## Exercise requirements
Copy out all the lines exactly. Omit pictures.

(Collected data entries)
-- Start --
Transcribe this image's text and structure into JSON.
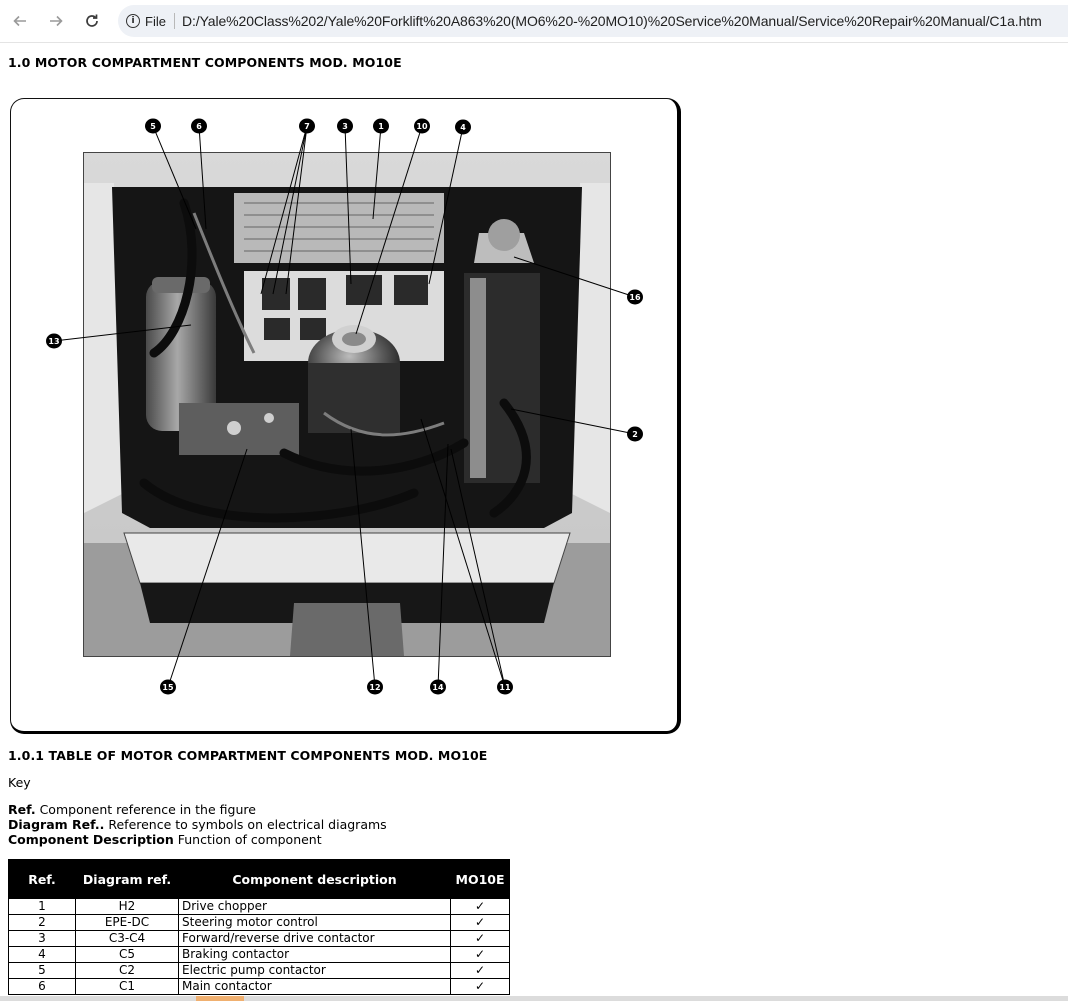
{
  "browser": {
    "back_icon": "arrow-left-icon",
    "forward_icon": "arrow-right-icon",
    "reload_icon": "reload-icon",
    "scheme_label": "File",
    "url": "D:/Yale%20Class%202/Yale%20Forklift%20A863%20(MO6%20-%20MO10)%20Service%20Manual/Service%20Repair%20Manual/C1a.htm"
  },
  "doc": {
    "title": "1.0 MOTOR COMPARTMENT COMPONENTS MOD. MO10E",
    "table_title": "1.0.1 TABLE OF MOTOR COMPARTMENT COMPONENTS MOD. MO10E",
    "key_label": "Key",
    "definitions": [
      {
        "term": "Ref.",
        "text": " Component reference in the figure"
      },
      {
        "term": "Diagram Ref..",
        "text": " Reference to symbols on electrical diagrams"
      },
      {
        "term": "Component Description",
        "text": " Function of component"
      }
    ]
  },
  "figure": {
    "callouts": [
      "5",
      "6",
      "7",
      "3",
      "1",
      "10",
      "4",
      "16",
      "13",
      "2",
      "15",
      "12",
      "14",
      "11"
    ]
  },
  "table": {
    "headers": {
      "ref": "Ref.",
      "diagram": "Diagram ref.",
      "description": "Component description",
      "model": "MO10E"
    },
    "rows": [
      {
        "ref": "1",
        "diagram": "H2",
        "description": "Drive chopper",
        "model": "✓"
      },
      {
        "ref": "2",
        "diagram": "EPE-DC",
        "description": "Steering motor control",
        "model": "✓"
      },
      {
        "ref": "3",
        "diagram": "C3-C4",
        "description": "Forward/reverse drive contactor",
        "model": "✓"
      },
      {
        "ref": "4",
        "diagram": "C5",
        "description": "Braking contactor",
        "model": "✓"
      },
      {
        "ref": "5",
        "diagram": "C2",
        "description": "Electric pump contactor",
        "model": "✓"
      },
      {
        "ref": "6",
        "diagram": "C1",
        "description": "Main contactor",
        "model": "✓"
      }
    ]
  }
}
-- End --
## Exercise answer
Transcribe this image's text and structure into JSON.
{
  "browser": {
    "back_icon": "arrow-left-icon",
    "forward_icon": "arrow-right-icon",
    "reload_icon": "reload-icon",
    "scheme_label": "File",
    "url": "D:/Yale%20Class%202/Yale%20Forklift%20A863%20(MO6%20-%20MO10)%20Service%20Manual/Service%20Repair%20Manual/C1a.htm"
  },
  "doc": {
    "title": "1.0 MOTOR COMPARTMENT COMPONENTS MOD. MO10E",
    "table_title": "1.0.1 TABLE OF MOTOR COMPARTMENT COMPONENTS MOD. MO10E",
    "key_label": "Key",
    "definitions": [
      {
        "term": "Ref.",
        "text": " Component reference in the figure"
      },
      {
        "term": "Diagram Ref..",
        "text": " Reference to symbols on electrical diagrams"
      },
      {
        "term": "Component Description",
        "text": " Function of component"
      }
    ]
  },
  "figure": {
    "callouts": [
      "5",
      "6",
      "7",
      "3",
      "1",
      "10",
      "4",
      "16",
      "13",
      "2",
      "15",
      "12",
      "14",
      "11"
    ]
  },
  "table": {
    "headers": {
      "ref": "Ref.",
      "diagram": "Diagram ref.",
      "description": "Component description",
      "model": "MO10E"
    },
    "rows": [
      {
        "ref": "1",
        "diagram": "H2",
        "description": "Drive chopper",
        "model": "✓"
      },
      {
        "ref": "2",
        "diagram": "EPE-DC",
        "description": "Steering motor control",
        "model": "✓"
      },
      {
        "ref": "3",
        "diagram": "C3-C4",
        "description": "Forward/reverse drive contactor",
        "model": "✓"
      },
      {
        "ref": "4",
        "diagram": "C5",
        "description": "Braking contactor",
        "model": "✓"
      },
      {
        "ref": "5",
        "diagram": "C2",
        "description": "Electric pump contactor",
        "model": "✓"
      },
      {
        "ref": "6",
        "diagram": "C1",
        "description": "Main contactor",
        "model": "✓"
      }
    ]
  }
}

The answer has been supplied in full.